Below are the records. Gather each line that holds "July".

########

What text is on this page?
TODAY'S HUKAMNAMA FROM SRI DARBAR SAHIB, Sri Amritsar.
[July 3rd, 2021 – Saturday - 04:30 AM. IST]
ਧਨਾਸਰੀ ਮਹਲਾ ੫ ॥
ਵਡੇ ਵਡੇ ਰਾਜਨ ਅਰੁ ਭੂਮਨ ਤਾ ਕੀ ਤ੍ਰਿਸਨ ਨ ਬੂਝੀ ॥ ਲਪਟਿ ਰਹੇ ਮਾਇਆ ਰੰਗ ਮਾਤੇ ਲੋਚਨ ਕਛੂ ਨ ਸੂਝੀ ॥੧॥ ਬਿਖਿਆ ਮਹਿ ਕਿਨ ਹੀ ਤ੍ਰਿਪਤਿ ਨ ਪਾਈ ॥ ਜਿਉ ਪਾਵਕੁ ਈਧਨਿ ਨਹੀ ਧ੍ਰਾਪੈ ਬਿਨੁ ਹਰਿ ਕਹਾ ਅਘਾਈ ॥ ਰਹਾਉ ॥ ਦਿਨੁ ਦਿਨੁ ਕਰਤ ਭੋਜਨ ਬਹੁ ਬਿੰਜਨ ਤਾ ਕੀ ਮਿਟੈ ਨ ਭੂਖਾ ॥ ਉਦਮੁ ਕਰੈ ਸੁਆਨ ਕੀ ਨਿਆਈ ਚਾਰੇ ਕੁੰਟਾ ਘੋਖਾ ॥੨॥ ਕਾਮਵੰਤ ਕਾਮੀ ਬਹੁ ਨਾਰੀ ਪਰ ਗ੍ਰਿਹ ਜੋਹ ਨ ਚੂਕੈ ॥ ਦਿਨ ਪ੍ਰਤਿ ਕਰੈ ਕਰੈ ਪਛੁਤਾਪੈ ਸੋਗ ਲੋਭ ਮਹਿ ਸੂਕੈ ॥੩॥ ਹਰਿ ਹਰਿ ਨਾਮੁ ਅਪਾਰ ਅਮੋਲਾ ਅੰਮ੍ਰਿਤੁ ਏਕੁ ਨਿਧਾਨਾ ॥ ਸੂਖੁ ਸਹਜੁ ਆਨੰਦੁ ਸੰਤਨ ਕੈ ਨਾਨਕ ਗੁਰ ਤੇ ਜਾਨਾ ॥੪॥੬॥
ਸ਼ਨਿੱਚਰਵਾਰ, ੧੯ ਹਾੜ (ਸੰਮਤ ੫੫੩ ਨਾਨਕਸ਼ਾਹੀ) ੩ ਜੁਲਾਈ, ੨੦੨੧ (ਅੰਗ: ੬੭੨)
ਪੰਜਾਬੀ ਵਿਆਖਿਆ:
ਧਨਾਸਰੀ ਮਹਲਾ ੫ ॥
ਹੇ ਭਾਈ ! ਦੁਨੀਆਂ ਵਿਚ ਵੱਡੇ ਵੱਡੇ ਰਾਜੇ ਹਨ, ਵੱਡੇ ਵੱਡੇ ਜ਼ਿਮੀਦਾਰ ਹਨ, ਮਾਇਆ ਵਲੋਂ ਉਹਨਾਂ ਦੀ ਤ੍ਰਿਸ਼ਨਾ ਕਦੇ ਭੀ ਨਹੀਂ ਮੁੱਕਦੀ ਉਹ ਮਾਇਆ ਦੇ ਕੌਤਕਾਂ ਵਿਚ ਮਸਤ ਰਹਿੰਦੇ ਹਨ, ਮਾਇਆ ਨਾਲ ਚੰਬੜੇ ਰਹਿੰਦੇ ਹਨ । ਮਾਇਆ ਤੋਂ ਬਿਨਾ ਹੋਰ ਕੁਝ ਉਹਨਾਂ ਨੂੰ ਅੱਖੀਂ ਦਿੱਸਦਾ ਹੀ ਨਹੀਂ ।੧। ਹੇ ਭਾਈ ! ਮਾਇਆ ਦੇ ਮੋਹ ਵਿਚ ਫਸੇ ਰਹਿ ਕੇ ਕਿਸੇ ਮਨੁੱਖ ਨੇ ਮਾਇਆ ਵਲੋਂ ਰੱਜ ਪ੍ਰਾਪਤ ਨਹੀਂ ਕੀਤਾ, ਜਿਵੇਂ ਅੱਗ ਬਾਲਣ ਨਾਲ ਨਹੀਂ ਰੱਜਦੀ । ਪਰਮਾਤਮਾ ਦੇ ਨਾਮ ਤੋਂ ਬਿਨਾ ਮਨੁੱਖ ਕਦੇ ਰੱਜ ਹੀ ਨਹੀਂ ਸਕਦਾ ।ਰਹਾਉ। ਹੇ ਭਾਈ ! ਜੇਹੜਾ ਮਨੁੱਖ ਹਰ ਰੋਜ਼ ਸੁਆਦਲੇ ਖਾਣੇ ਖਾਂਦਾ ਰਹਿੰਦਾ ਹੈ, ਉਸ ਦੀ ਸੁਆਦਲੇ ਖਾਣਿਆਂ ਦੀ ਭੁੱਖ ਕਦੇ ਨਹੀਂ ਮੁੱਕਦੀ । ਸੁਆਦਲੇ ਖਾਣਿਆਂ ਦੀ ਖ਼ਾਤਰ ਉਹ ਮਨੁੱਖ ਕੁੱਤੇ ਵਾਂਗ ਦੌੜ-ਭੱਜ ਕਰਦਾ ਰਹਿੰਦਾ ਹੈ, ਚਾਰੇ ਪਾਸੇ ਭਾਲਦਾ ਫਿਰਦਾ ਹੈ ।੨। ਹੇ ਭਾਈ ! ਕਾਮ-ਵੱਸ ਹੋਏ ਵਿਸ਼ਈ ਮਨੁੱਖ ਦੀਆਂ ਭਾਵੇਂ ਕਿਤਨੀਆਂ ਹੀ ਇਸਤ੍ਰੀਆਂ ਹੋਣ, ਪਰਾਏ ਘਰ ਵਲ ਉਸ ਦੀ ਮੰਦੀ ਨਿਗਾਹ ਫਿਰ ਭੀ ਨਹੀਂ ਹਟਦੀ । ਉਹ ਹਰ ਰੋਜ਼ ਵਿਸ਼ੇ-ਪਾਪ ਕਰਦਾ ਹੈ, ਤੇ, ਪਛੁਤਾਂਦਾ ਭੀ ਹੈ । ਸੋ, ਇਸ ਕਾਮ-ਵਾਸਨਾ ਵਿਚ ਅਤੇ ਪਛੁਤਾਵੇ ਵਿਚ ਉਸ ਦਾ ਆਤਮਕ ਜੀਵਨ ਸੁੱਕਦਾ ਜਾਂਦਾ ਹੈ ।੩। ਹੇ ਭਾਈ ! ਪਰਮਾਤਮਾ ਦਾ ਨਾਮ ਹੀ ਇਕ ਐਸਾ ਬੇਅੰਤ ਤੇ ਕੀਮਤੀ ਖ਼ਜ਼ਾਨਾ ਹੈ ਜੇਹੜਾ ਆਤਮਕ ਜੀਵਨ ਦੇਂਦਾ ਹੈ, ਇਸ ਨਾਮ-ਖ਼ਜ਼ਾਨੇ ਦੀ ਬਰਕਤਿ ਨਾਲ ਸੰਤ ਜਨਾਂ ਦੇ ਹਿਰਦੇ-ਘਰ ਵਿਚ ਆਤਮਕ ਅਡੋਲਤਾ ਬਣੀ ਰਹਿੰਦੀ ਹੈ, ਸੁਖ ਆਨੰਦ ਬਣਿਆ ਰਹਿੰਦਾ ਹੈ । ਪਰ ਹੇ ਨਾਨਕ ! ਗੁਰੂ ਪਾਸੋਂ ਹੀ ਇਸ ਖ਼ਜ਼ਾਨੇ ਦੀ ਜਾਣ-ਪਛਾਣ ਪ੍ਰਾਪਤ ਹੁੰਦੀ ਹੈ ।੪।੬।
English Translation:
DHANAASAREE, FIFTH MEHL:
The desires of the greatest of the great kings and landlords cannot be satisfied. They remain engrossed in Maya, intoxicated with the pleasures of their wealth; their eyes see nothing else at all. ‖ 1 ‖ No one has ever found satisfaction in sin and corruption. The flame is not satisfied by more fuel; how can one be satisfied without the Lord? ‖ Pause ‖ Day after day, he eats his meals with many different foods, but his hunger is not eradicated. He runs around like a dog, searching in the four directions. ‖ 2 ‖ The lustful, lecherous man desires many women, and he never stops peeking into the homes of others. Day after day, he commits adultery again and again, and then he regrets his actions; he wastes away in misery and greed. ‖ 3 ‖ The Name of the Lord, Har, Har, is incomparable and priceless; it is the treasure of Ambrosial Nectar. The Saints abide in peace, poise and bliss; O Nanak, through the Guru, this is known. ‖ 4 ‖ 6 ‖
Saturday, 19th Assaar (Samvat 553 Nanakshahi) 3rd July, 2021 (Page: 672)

########

- Result below -
[July 3rd, 2021 – Saturday - 04:30 AM. IST]
Saturday, 19th Assaar (Samvat 553 Nanakshahi) 3rd July, 2021 (Page: 672)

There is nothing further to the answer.